● **WHAT IS ASKED**:
Exactly repeat all the records below, omitting the images they hold.

Dataset entries
-------
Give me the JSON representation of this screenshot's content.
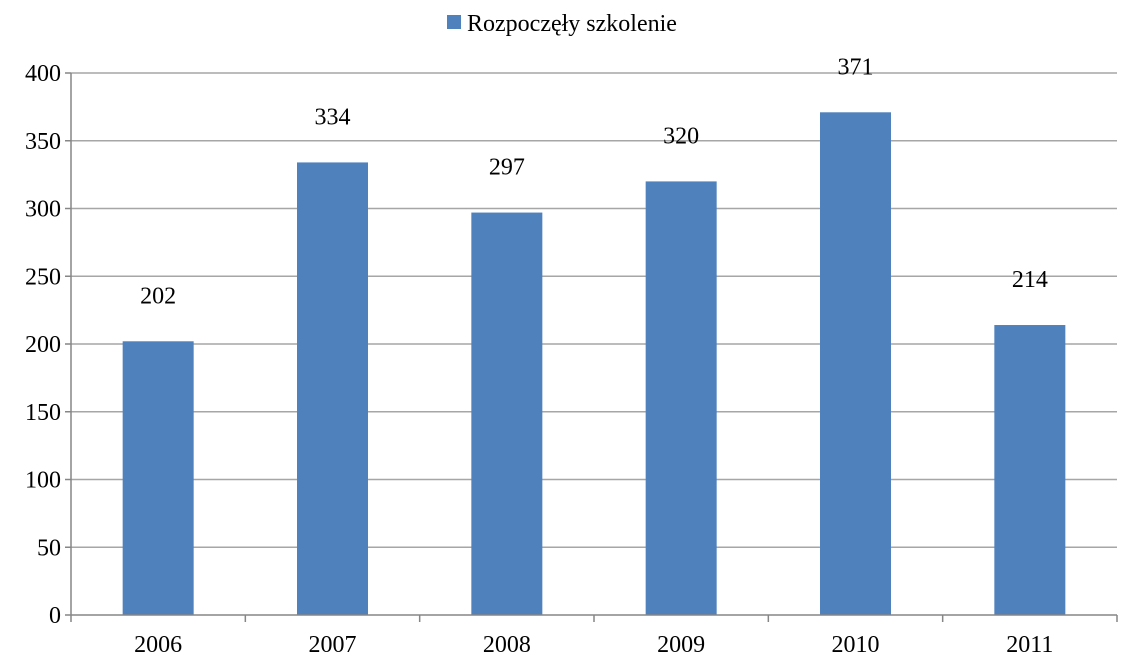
{
  "chart_data": {
    "type": "bar",
    "categories": [
      "2006",
      "2007",
      "2008",
      "2009",
      "2010",
      "2011"
    ],
    "series": [
      {
        "name": "Rozpoczęły szkolenie",
        "values": [
          202,
          334,
          297,
          320,
          371,
          214
        ],
        "color": "#4F81BD"
      }
    ],
    "ylim": [
      0,
      400
    ],
    "yticks": [
      0,
      50,
      100,
      150,
      200,
      250,
      300,
      350,
      400
    ],
    "grid": true,
    "legend_position": "top-center",
    "data_labels": true
  },
  "colors": {
    "bar": "#4F81BD",
    "grid": "#a6a6a6",
    "axis": "#868686"
  }
}
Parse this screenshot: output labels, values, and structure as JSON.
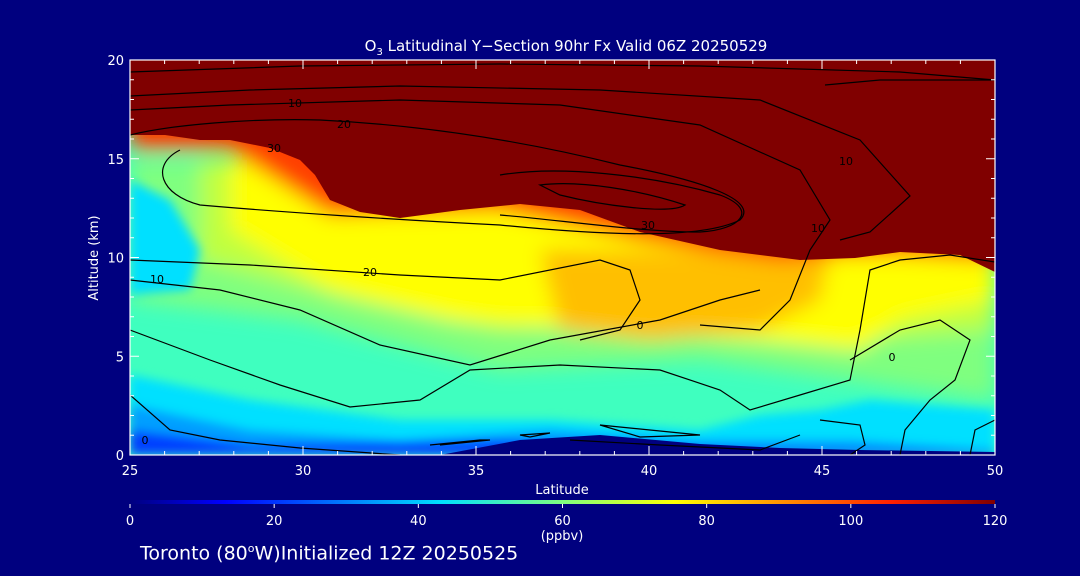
{
  "chart_data": {
    "type": "heatmap",
    "title_prefix": "O",
    "title_sub": "3",
    "title_rest": " Latitudinal Y−Section 90hr  Fx Valid 06Z 20250529",
    "xlabel": "Latitude",
    "ylabel": "Altitude (km)",
    "xlim": [
      25,
      50
    ],
    "ylim": [
      0,
      20
    ],
    "x_ticks": [
      "25",
      "30",
      "35",
      "40",
      "45",
      "50"
    ],
    "y_ticks": [
      "0",
      "5",
      "10",
      "15",
      "20"
    ],
    "colorbar": {
      "range": [
        0,
        120
      ],
      "ticks": [
        "0",
        "20",
        "40",
        "60",
        "80",
        "100",
        "120"
      ],
      "unit": "(ppbv)"
    },
    "contour_labels": [
      "0",
      "10",
      "20",
      "30",
      "30",
      "10",
      "10",
      "20",
      "10",
      "0",
      "0"
    ],
    "footer_place": "Toronto (80",
    "footer_deg": "o",
    "footer_rest": "W)Initialized 12Z 20250525"
  },
  "colors": {
    "background": "#00007f",
    "saturated": "#800000"
  }
}
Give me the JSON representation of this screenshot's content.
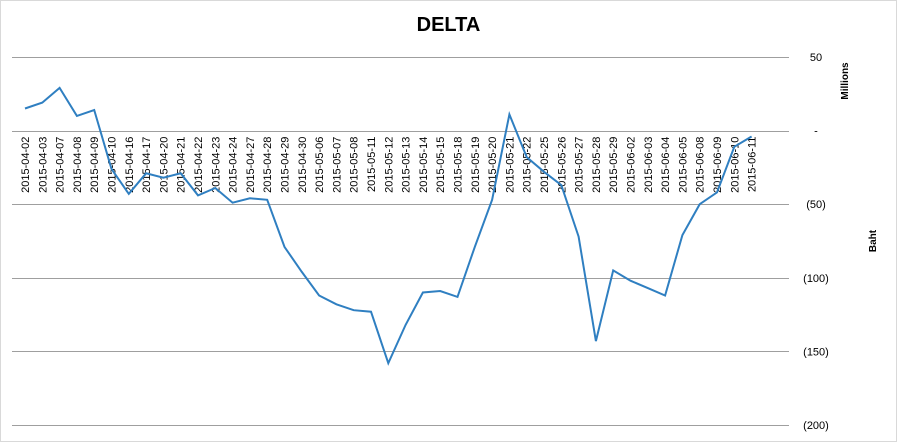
-------
● **ANSWER BELOW**:
Give me the JSON representation of this screenshot's content.
{
  "chart_data": {
    "type": "bar",
    "categories": [
      "2006",
      "2007",
      "2008",
      "2009",
      "2010",
      "2011"
    ],
    "series": [
      {
        "name": "Rozpoczęły szkolenie",
        "values": [
          202,
          334,
          297,
          320,
          371,
          214
        ],
        "color": "#4F81BD"
      }
    ],
    "ylim": [
      0,
      400
    ],
    "yticks": [
      0,
      50,
      100,
      150,
      200,
      250,
      300,
      350,
      400
    ],
    "grid": true,
    "legend_position": "top-center",
    "data_labels": true
  },
  "colors": {
    "bar": "#4F81BD",
    "grid": "#a6a6a6",
    "axis": "#868686"
  }
}
Parse this screenshot: output labels, values, and structure as JSON.
{
  "chart_data": {
    "type": "heatmap",
    "title_prefix": "O",
    "title_sub": "3",
    "title_rest": " Latitudinal Y−Section 90hr  Fx Valid 06Z 20250529",
    "xlabel": "Latitude",
    "ylabel": "Altitude (km)",
    "xlim": [
      25,
      50
    ],
    "ylim": [
      0,
      20
    ],
    "x_ticks": [
      "25",
      "30",
      "35",
      "40",
      "45",
      "50"
    ],
    "y_ticks": [
      "0",
      "5",
      "10",
      "15",
      "20"
    ],
    "colorbar": {
      "range": [
        0,
        120
      ],
      "ticks": [
        "0",
        "20",
        "40",
        "60",
        "80",
        "100",
        "120"
      ],
      "unit": "(ppbv)"
    },
    "contour_labels": [
      "0",
      "10",
      "20",
      "30",
      "30",
      "10",
      "10",
      "20",
      "10",
      "0",
      "0"
    ],
    "footer_place": "Toronto (80",
    "footer_deg": "o",
    "footer_rest": "W)Initialized 12Z 20250525"
  },
  "colors": {
    "background": "#00007f",
    "saturated": "#800000"
  }
}
Give me the JSON representation of this screenshot's content.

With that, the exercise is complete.